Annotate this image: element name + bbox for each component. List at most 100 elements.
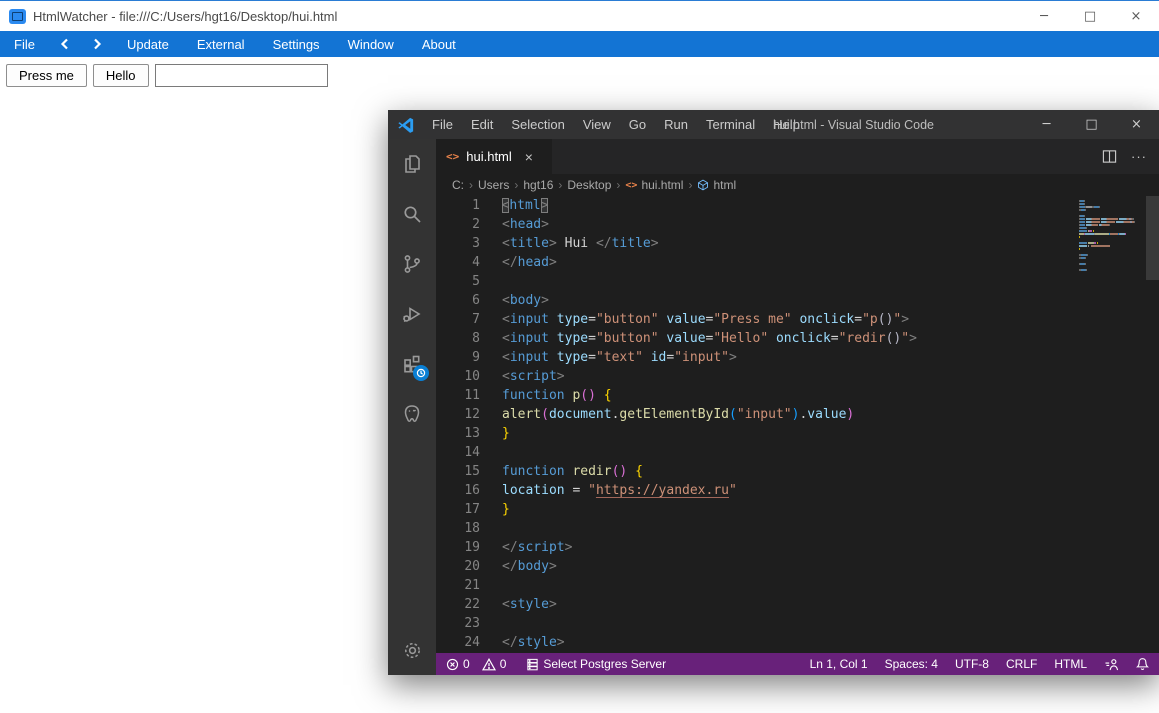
problems-warnings[interactable]: 0 — [481, 657, 506, 671]
split-editor-icon[interactable] — [1102, 149, 1117, 164]
code-token: < — [502, 597, 510, 612]
menu-item-go[interactable]: Go — [620, 117, 655, 132]
close-button[interactable]: × — [1114, 110, 1159, 139]
code-line-12[interactable]: alert(document.getElementById("input").v… — [502, 407, 1159, 426]
problems-errors[interactable]: 0 — [446, 657, 470, 671]
close-button[interactable]: × — [1113, 1, 1159, 31]
breadcrumb-desktop[interactable]: Desktop — [567, 178, 611, 192]
menu-item-edit[interactable]: Edit — [462, 117, 502, 132]
menu-item-terminal[interactable]: Terminal — [697, 117, 764, 132]
breadcrumb-hgt16[interactable]: hgt16 — [523, 178, 553, 192]
breadcrumb-drive[interactable]: C: — [452, 178, 464, 192]
code-token: type — [556, 331, 589, 346]
code-token: { — [635, 464, 643, 479]
notifications-bell-icon[interactable] — [1136, 657, 1149, 671]
code-line-13[interactable]: } — [502, 426, 1159, 445]
menu-item-window[interactable]: Window — [334, 31, 408, 57]
minimap-line — [1079, 218, 1145, 220]
code-token: < — [502, 217, 510, 232]
code-token: "Hello" — [713, 331, 769, 346]
menu-item-help[interactable]: Help — [764, 117, 809, 132]
code-token: < — [502, 236, 510, 251]
maximize-button[interactable]: □ — [1067, 1, 1113, 31]
cursor-position[interactable]: Ln 1, Col 1 — [810, 657, 868, 671]
menu-item-external[interactable]: External — [183, 31, 259, 57]
code-token: () — [885, 331, 902, 346]
code-line-18[interactable] — [502, 521, 1159, 540]
code-token: value — [666, 331, 706, 346]
minimize-button[interactable]: ─ — [1024, 110, 1069, 139]
extensions-icon[interactable] — [388, 339, 436, 389]
menu-item-settings[interactable]: Settings — [259, 31, 334, 57]
code-line-9[interactable]: <input type="text" id="input"> — [502, 350, 1159, 369]
code-editor[interactable]: 1 2 3 4 5 6 7 8 9 10 11 12 13 14 15 16 17 18 19 20 21 22 23 24 … — [436, 196, 1159, 653]
indentation-setting[interactable]: Spaces: 4 — [885, 657, 938, 671]
code-line-17[interactable]: } — [502, 502, 1159, 521]
line-number: 16 — [464, 483, 480, 498]
code-line-23[interactable] — [502, 616, 1159, 635]
press-me-button[interactable]: Press me — [6, 64, 87, 87]
forward-arrow-icon[interactable] — [81, 38, 113, 50]
code-line-8[interactable]: <input type="button" value="Hello" oncli… — [502, 331, 1159, 350]
code-line-16[interactable]: location = "https://yandex.ru" — [502, 483, 1159, 502]
code-line-15[interactable]: function redir() { — [502, 464, 1159, 483]
menu-item-selection[interactable]: Selection — [502, 117, 573, 132]
code-line-3[interactable]: <title> Hui </title> — [502, 236, 1159, 255]
code-line-24[interactable]: </style> — [502, 635, 1159, 653]
menu-item-run[interactable]: Run — [655, 117, 697, 132]
encoding-setting[interactable]: UTF-8 — [955, 657, 989, 671]
editor-scrollbar[interactable] — [1146, 196, 1159, 280]
language-mode[interactable]: HTML — [1054, 657, 1087, 671]
menu-item-file[interactable]: File — [423, 117, 462, 132]
code-line-10[interactable]: <script> — [502, 369, 1159, 388]
code-token: > — [548, 559, 557, 574]
code-line-20[interactable]: </body> — [502, 559, 1159, 578]
menu-item-file[interactable]: File — [0, 31, 49, 57]
code-token: onclick — [799, 312, 855, 327]
breadcrumb-users[interactable]: Users — [478, 178, 509, 192]
breadcrumb-html-symbol[interactable]: html — [697, 178, 736, 192]
maximize-button[interactable]: □ — [1069, 110, 1114, 139]
code-line-1[interactable]: <html> — [502, 198, 1159, 217]
source-control-icon[interactable] — [388, 239, 436, 289]
code-line-11[interactable]: function p() { — [502, 388, 1159, 407]
code-line-2[interactable]: <head> — [502, 217, 1159, 236]
hello-button[interactable]: Hello — [92, 64, 149, 87]
back-arrow-icon[interactable] — [49, 38, 81, 50]
code-token: "input" — [674, 350, 730, 365]
code-line-21[interactable] — [502, 578, 1159, 597]
tab-close-icon[interactable]: × — [525, 149, 533, 165]
explorer-icon[interactable] — [388, 139, 436, 189]
line-number: 24 — [464, 635, 480, 650]
code-line-14[interactable] — [502, 445, 1159, 464]
code-line-6[interactable]: <body> — [502, 293, 1159, 312]
html-file-icon: <> — [446, 150, 460, 163]
eol-setting[interactable]: CRLF — [1006, 657, 1037, 671]
htmlwatcher-window-title: HtmlWatcher - file:///C:/Users/hgt16/Des… — [33, 8, 338, 24]
postgres-server-selector[interactable]: Select Postgres Server — [526, 657, 666, 671]
minimize-button[interactable]: ─ — [1021, 1, 1067, 31]
postgresql-icon[interactable] — [388, 389, 436, 439]
breadcrumb-file[interactable]: <> hui.html — [625, 178, 683, 192]
text-input[interactable] — [154, 64, 328, 87]
more-actions-icon[interactable]: ··· — [1131, 149, 1147, 164]
search-icon[interactable] — [388, 189, 436, 239]
code-line-22[interactable]: <style> — [502, 597, 1159, 616]
tab-hui-html[interactable]: <> hui.html × — [436, 139, 552, 174]
menu-item-view[interactable]: View — [574, 117, 620, 132]
settings-gear-icon[interactable] — [388, 625, 436, 675]
code-line-7[interactable]: <input type="button" value="Press me" on… — [502, 312, 1159, 331]
code-line-4[interactable]: </head> — [502, 255, 1159, 274]
feedback-icon[interactable] — [1104, 658, 1119, 671]
run-and-debug-icon[interactable] — [388, 289, 436, 339]
code-line-19[interactable]: </script> — [502, 540, 1159, 559]
line-number: 4 — [472, 255, 480, 270]
menu-item-update[interactable]: Update — [113, 31, 183, 57]
code-token: > — [556, 369, 565, 384]
code-content[interactable]: <html> <head> <title> Hui </title> </head> <… — [502, 196, 1159, 653]
code-token: "button" — [595, 312, 659, 327]
code-line-5[interactable] — [502, 274, 1159, 293]
menu-item-about[interactable]: About — [408, 31, 470, 57]
minimap[interactable] — [1079, 200, 1145, 272]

What is asked -
Show each line from the records above that contains the string "value", copying every such line in full.

Response -
code-token: value — [666, 331, 706, 346]
code-line-8[interactable]: <input type="button" value="Hello" oncli… — [502, 331, 1159, 350]
code-line-7[interactable]: <input type="button" value="Press me" on… — [502, 312, 1159, 331]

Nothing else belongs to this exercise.